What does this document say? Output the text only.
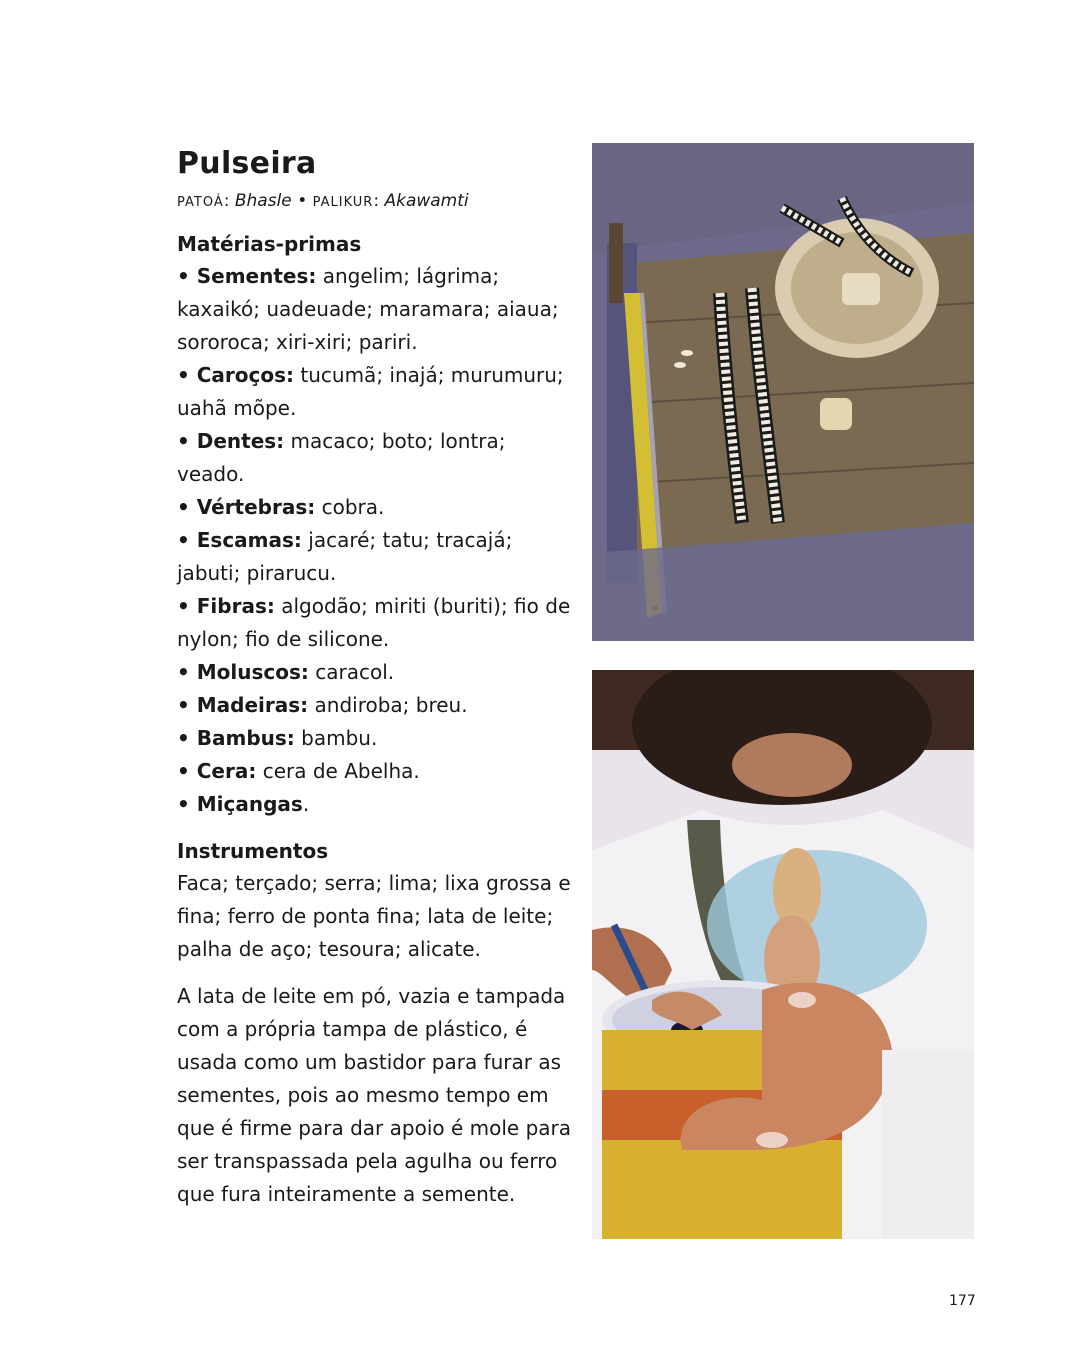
Pulseira
PATOÁ: Bhasle • PALIKUR: Akawamti
Matérias-primas
• Sementes: angelim; lágrima; kaxaikó; uadeuade; maramara; aiaua; sororoca; xiri-xiri; pariri.
• Caroços: tucumã; inajá; murumuru; uahã mõpe.
• Dentes: macaco; boto; lontra; veado.
• Vértebras: cobra.
• Escamas: jacaré; tatu; tracajá; jabuti; pirarucu.
• Fibras: algodão; miriti (buriti); fio de nylon; fio de silicone.
• Moluscos: caracol.
• Madeiras: andiroba; breu.
• Bambus: bambu.
• Cera: cera de Abelha.
• Miçangas.
Instrumentos

Faca; terçado; serra; lima; lixa grossa e fina; ferro de ponta fina; lata de leite; palha de aço; tesoura; alicate.

A lata de leite em pó, vazia e tampada com a própria tampa de plástico, é usada como um bastidor para furar as sementes, pois ao mesmo tempo em que é firme para dar apoio é mole para ser transpassada pela agulha ou ferro que fura inteiramente a semente.

177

◆ ◆ ◆ ◆

What needs to be done — Say, as a bare number, how many lines in the entries above include the string "ferro".

Solution to this task — 2